_INSTRUCTIONS FOR THE TASK_
Repeat all of the material exactly as given.

(Chart and figure data)
----

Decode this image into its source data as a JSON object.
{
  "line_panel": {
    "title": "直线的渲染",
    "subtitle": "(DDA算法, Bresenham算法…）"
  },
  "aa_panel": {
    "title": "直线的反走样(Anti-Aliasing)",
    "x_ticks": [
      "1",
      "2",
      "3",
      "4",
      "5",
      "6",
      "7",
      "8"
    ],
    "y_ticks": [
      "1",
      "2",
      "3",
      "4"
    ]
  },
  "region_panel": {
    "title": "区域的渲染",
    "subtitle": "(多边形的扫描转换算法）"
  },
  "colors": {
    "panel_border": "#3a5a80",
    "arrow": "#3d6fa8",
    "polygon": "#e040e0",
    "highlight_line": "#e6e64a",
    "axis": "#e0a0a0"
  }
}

----

_OUTPUT FOR THIS EXERCISE_
Decode this image into its source data as a JSON object.
{
  "line_panel": {
    "title": "直线的渲染",
    "subtitle": "(DDA算法, Bresenham算法…）"
  },
  "aa_panel": {
    "title": "直线的反走样(Anti-Aliasing)",
    "x_ticks": [
      "1",
      "2",
      "3",
      "4",
      "5",
      "6",
      "7",
      "8"
    ],
    "y_ticks": [
      "1",
      "2",
      "3",
      "4"
    ]
  },
  "region_panel": {
    "title": "区域的渲染",
    "subtitle": "(多边形的扫描转换算法）"
  },
  "colors": {
    "panel_border": "#3a5a80",
    "arrow": "#3d6fa8",
    "polygon": "#e040e0",
    "highlight_line": "#e6e64a",
    "axis": "#e0a0a0"
  }
}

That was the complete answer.